Below is some material; transcribe all of it exactly.

>> Start LISTED ENTRIES

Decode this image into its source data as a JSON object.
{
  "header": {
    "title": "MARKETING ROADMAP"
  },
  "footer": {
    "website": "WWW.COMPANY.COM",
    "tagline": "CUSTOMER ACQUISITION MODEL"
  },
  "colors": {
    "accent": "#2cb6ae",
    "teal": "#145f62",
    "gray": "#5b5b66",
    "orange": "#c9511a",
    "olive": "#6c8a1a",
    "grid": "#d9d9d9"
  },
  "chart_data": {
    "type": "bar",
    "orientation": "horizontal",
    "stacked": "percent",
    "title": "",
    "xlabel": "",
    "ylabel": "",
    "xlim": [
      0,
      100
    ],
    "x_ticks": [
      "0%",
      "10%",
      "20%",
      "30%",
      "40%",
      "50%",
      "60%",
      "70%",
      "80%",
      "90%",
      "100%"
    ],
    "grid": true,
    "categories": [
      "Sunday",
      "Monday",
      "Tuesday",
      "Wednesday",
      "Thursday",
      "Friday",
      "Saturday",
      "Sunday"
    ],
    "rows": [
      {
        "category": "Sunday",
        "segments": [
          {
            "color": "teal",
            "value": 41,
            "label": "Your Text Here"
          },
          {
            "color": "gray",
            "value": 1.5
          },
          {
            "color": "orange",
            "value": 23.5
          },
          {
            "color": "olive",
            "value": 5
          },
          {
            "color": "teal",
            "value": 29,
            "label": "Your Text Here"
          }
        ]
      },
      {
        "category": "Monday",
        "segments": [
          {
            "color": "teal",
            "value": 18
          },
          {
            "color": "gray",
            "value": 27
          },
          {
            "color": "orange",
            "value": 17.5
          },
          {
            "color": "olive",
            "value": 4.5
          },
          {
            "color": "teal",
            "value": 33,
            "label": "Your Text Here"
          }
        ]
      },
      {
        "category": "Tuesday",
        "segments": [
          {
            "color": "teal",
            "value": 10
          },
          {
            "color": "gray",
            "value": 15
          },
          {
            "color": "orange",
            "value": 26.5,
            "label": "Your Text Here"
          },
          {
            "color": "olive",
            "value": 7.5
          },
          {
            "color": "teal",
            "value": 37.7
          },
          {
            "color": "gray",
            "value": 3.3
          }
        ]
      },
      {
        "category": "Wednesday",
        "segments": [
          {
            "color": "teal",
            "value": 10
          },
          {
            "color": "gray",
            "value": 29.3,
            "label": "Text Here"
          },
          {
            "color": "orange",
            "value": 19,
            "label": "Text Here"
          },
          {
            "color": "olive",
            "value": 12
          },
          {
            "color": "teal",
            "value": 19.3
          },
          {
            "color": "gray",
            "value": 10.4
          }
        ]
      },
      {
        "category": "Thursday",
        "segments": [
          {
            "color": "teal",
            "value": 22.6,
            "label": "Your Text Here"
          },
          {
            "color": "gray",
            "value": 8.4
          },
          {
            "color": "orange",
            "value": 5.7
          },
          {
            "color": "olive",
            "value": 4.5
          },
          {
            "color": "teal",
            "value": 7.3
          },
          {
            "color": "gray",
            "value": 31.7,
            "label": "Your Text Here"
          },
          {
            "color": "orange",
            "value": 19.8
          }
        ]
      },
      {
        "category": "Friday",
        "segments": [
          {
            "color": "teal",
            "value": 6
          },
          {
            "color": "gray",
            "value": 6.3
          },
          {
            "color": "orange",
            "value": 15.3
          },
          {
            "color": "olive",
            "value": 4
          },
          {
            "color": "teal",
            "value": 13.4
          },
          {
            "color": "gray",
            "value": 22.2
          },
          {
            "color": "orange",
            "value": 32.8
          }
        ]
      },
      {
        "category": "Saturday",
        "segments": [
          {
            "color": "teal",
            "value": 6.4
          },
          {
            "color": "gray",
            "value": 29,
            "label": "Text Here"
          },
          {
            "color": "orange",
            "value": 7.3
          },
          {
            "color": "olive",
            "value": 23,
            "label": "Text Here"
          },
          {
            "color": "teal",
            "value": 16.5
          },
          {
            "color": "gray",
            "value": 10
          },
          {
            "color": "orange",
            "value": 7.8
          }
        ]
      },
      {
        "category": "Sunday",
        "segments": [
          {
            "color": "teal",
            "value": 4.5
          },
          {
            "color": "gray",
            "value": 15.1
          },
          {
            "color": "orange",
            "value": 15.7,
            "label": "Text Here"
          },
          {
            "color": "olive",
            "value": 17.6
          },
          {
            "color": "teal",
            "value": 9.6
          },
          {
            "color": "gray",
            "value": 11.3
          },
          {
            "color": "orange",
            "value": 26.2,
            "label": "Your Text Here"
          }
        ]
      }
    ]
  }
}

>> End LISTED ENTRIES

▸ REPLY TO THE EXERCISE
Decode this image into its source data as a JSON object.
{
  "header": {
    "title": "MARKETING ROADMAP"
  },
  "footer": {
    "website": "WWW.COMPANY.COM",
    "tagline": "CUSTOMER ACQUISITION MODEL"
  },
  "colors": {
    "accent": "#2cb6ae",
    "teal": "#145f62",
    "gray": "#5b5b66",
    "orange": "#c9511a",
    "olive": "#6c8a1a",
    "grid": "#d9d9d9"
  },
  "chart_data": {
    "type": "bar",
    "orientation": "horizontal",
    "stacked": "percent",
    "title": "",
    "xlabel": "",
    "ylabel": "",
    "xlim": [
      0,
      100
    ],
    "x_ticks": [
      "0%",
      "10%",
      "20%",
      "30%",
      "40%",
      "50%",
      "60%",
      "70%",
      "80%",
      "90%",
      "100%"
    ],
    "grid": true,
    "categories": [
      "Sunday",
      "Monday",
      "Tuesday",
      "Wednesday",
      "Thursday",
      "Friday",
      "Saturday",
      "Sunday"
    ],
    "rows": [
      {
        "category": "Sunday",
        "segments": [
          {
            "color": "teal",
            "value": 41,
            "label": "Your Text Here"
          },
          {
            "color": "gray",
            "value": 1.5
          },
          {
            "color": "orange",
            "value": 23.5
          },
          {
            "color": "olive",
            "value": 5
          },
          {
            "color": "teal",
            "value": 29,
            "label": "Your Text Here"
          }
        ]
      },
      {
        "category": "Monday",
        "segments": [
          {
            "color": "teal",
            "value": 18
          },
          {
            "color": "gray",
            "value": 27
          },
          {
            "color": "orange",
            "value": 17.5
          },
          {
            "color": "olive",
            "value": 4.5
          },
          {
            "color": "teal",
            "value": 33,
            "label": "Your Text Here"
          }
        ]
      },
      {
        "category": "Tuesday",
        "segments": [
          {
            "color": "teal",
            "value": 10
          },
          {
            "color": "gray",
            "value": 15
          },
          {
            "color": "orange",
            "value": 26.5,
            "label": "Your Text Here"
          },
          {
            "color": "olive",
            "value": 7.5
          },
          {
            "color": "teal",
            "value": 37.7
          },
          {
            "color": "gray",
            "value": 3.3
          }
        ]
      },
      {
        "category": "Wednesday",
        "segments": [
          {
            "color": "teal",
            "value": 10
          },
          {
            "color": "gray",
            "value": 29.3,
            "label": "Text Here"
          },
          {
            "color": "orange",
            "value": 19,
            "label": "Text Here"
          },
          {
            "color": "olive",
            "value": 12
          },
          {
            "color": "teal",
            "value": 19.3
          },
          {
            "color": "gray",
            "value": 10.4
          }
        ]
      },
      {
        "category": "Thursday",
        "segments": [
          {
            "color": "teal",
            "value": 22.6,
            "label": "Your Text Here"
          },
          {
            "color": "gray",
            "value": 8.4
          },
          {
            "color": "orange",
            "value": 5.7
          },
          {
            "color": "olive",
            "value": 4.5
          },
          {
            "color": "teal",
            "value": 7.3
          },
          {
            "color": "gray",
            "value": 31.7,
            "label": "Your Text Here"
          },
          {
            "color": "orange",
            "value": 19.8
          }
        ]
      },
      {
        "category": "Friday",
        "segments": [
          {
            "color": "teal",
            "value": 6
          },
          {
            "color": "gray",
            "value": 6.3
          },
          {
            "color": "orange",
            "value": 15.3
          },
          {
            "color": "olive",
            "value": 4
          },
          {
            "color": "teal",
            "value": 13.4
          },
          {
            "color": "gray",
            "value": 22.2
          },
          {
            "color": "orange",
            "value": 32.8
          }
        ]
      },
      {
        "category": "Saturday",
        "segments": [
          {
            "color": "teal",
            "value": 6.4
          },
          {
            "color": "gray",
            "value": 29,
            "label": "Text Here"
          },
          {
            "color": "orange",
            "value": 7.3
          },
          {
            "color": "olive",
            "value": 23,
            "label": "Text Here"
          },
          {
            "color": "teal",
            "value": 16.5
          },
          {
            "color": "gray",
            "value": 10
          },
          {
            "color": "orange",
            "value": 7.8
          }
        ]
      },
      {
        "category": "Sunday",
        "segments": [
          {
            "color": "teal",
            "value": 4.5
          },
          {
            "color": "gray",
            "value": 15.1
          },
          {
            "color": "orange",
            "value": 15.7,
            "label": "Text Here"
          },
          {
            "color": "olive",
            "value": 17.6
          },
          {
            "color": "teal",
            "value": 9.6
          },
          {
            "color": "gray",
            "value": 11.3
          },
          {
            "color": "orange",
            "value": 26.2,
            "label": "Your Text Here"
          }
        ]
      }
    ]
  }
}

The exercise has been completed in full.